*Set task*. Select lines where the word "screenshot" appears.
---- Provided records
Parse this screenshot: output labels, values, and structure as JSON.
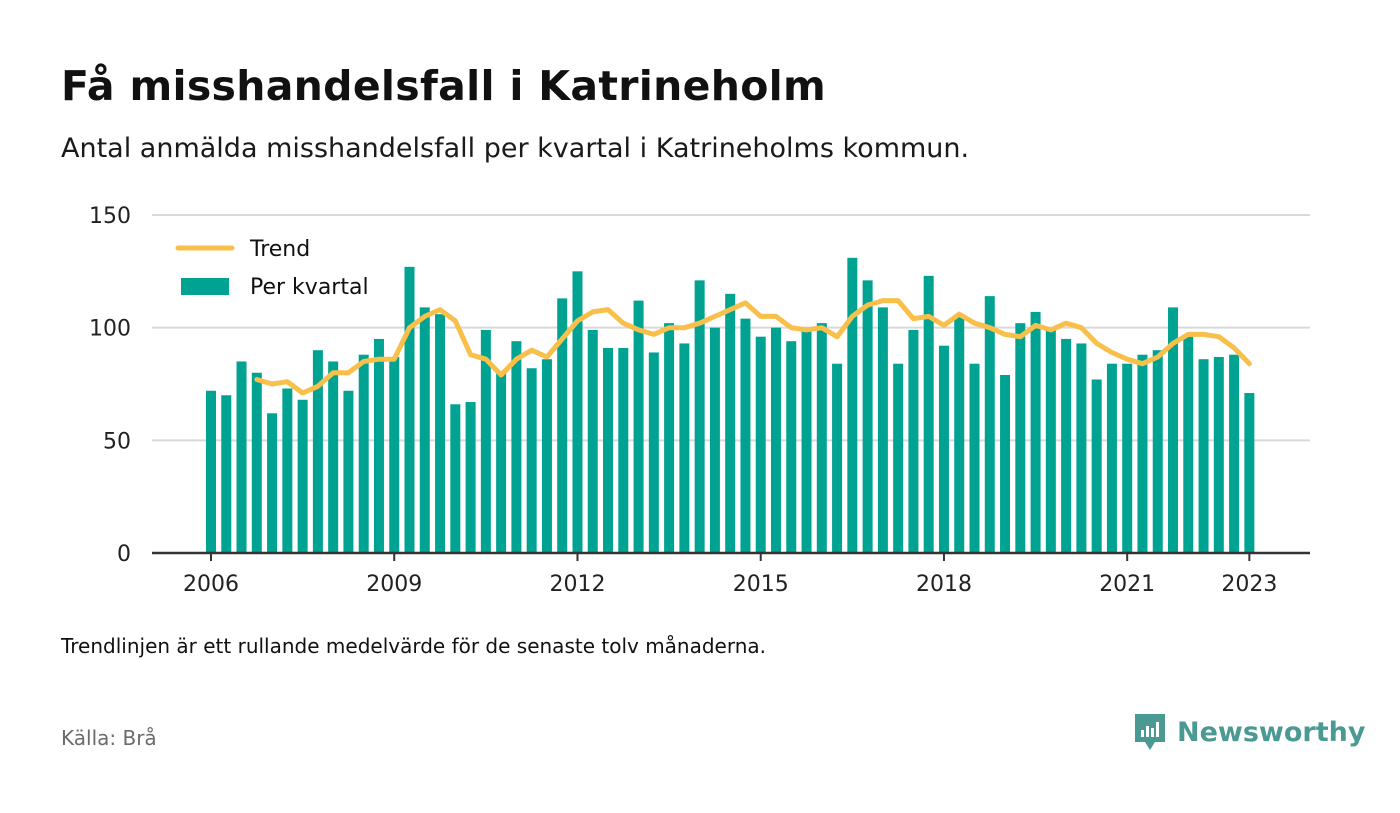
{
  "header": {
    "title": "Få misshandelsfall i Katrineholm",
    "subtitle": "Antal anmälda misshandelsfall per kvartal i Katrineholms kommun."
  },
  "footer": {
    "note": "Trendlinjen är ett rullande medelvärde för de senaste tolv månaderna.",
    "source": "Källa: Brå",
    "brand": "Newsworthy"
  },
  "colors": {
    "bar": "#00a392",
    "trend": "#f8c04a",
    "grid": "#d9d9d9",
    "axis": "#333333",
    "brand": "#4a9a93"
  },
  "chart_data": {
    "type": "bar",
    "start_year": 2006,
    "start_quarter": 1,
    "ylim": [
      0,
      150
    ],
    "yticks": [
      0,
      50,
      100,
      150
    ],
    "xticks": [
      "2006",
      "2009",
      "2012",
      "2015",
      "2018",
      "2021",
      "2023"
    ],
    "grid": true,
    "legend_position": "top-left",
    "series": [
      {
        "name": "Per kvartal",
        "type": "bar",
        "color": "#00a392",
        "values": [
          72,
          70,
          85,
          80,
          62,
          73,
          68,
          90,
          85,
          72,
          88,
          95,
          87,
          127,
          109,
          106,
          66,
          67,
          99,
          80,
          94,
          82,
          86,
          113,
          125,
          99,
          91,
          91,
          112,
          89,
          102,
          93,
          121,
          100,
          115,
          104,
          96,
          100,
          94,
          100,
          102,
          84,
          131,
          121,
          109,
          84,
          99,
          123,
          92,
          105,
          84,
          114,
          79,
          102,
          107,
          99,
          95,
          93,
          77,
          84,
          84,
          88,
          90,
          109,
          96,
          86,
          87,
          88,
          71
        ]
      },
      {
        "name": "Trend",
        "type": "line",
        "color": "#f8c04a",
        "start_index": 3,
        "values": [
          77,
          75,
          76,
          71,
          74,
          80,
          80,
          85,
          86,
          86,
          100,
          105,
          108,
          103,
          88,
          86,
          79,
          86,
          90,
          87,
          95,
          103,
          107,
          108,
          102,
          99,
          97,
          100,
          100,
          102,
          105,
          108,
          111,
          105,
          105,
          100,
          99,
          100,
          96,
          105,
          110,
          112,
          112,
          104,
          105,
          101,
          106,
          102,
          100,
          97,
          96,
          101,
          99,
          102,
          100,
          93,
          89,
          86,
          84,
          87,
          93,
          97,
          97,
          96,
          91,
          84
        ]
      }
    ]
  }
}
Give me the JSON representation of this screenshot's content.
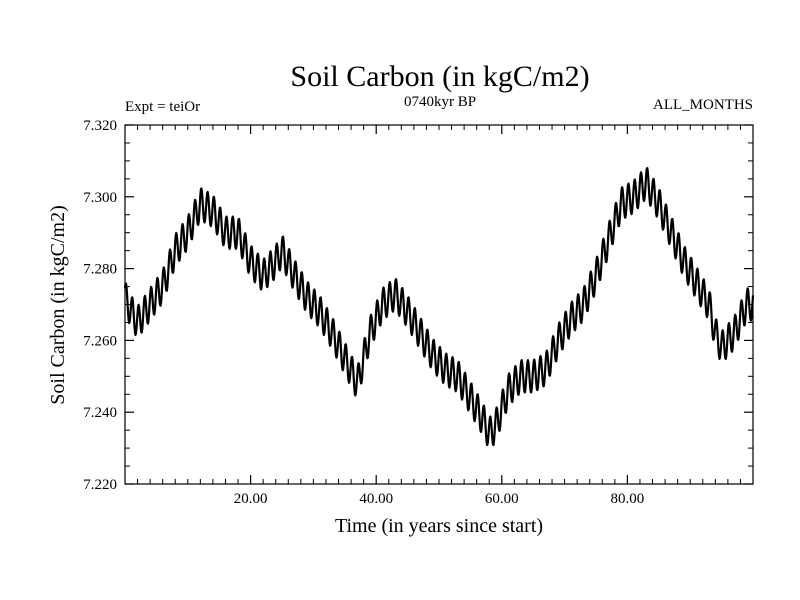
{
  "chart_data": {
    "type": "line",
    "title": "Soil Carbon (in kgC/m2)",
    "subtitle": "0740kyr BP",
    "experiment_label": "Expt = teiOr",
    "months_label": "ALL_MONTHS",
    "xlabel": "Time (in years since start)",
    "ylabel": "Soil Carbon (in kgC/m2)",
    "xlim": [
      0,
      100
    ],
    "ylim": [
      7.22,
      7.32
    ],
    "x_ticks": [
      20,
      40,
      60,
      80
    ],
    "x_tick_labels": [
      "20.00",
      "40.00",
      "60.00",
      "80.00"
    ],
    "y_ticks": [
      7.22,
      7.24,
      7.26,
      7.28,
      7.3,
      7.32
    ],
    "y_tick_labels": [
      "7.220",
      "7.240",
      "7.260",
      "7.280",
      "7.300",
      "7.320"
    ],
    "grid": false,
    "series": [
      {
        "name": "Soil Carbon",
        "seasonal_amplitude": 0.0045,
        "samples_per_year": 12,
        "annual_mean": {
          "x": [
            0,
            1,
            2,
            4,
            6,
            8,
            10,
            12,
            14,
            16,
            18,
            20,
            22,
            24,
            25,
            27,
            29,
            31,
            33,
            35,
            37,
            39,
            41,
            43,
            45,
            47,
            49,
            51,
            53,
            55,
            57,
            58,
            59,
            61,
            63,
            65,
            67,
            69,
            71,
            73,
            75,
            77,
            79,
            81,
            83,
            85,
            87,
            89,
            91,
            93,
            94,
            95,
            97,
            99,
            100
          ],
          "y": [
            7.272,
            7.268,
            7.265,
            7.27,
            7.275,
            7.285,
            7.29,
            7.298,
            7.296,
            7.29,
            7.29,
            7.282,
            7.278,
            7.282,
            7.285,
            7.278,
            7.272,
            7.268,
            7.262,
            7.255,
            7.248,
            7.262,
            7.27,
            7.273,
            7.268,
            7.262,
            7.256,
            7.252,
            7.25,
            7.244,
            7.238,
            7.234,
            7.236,
            7.246,
            7.25,
            7.25,
            7.252,
            7.26,
            7.266,
            7.27,
            7.278,
            7.288,
            7.298,
            7.3,
            7.304,
            7.298,
            7.29,
            7.282,
            7.276,
            7.27,
            7.262,
            7.258,
            7.262,
            7.27,
            7.27
          ]
        }
      }
    ]
  }
}
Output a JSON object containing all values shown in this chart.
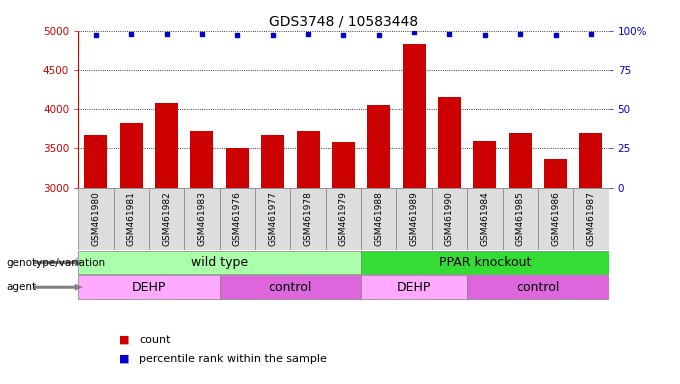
--------
*The response*.
Parse this screenshot: output labels, values, and structure as JSON.
Give me the JSON representation of this screenshot's content.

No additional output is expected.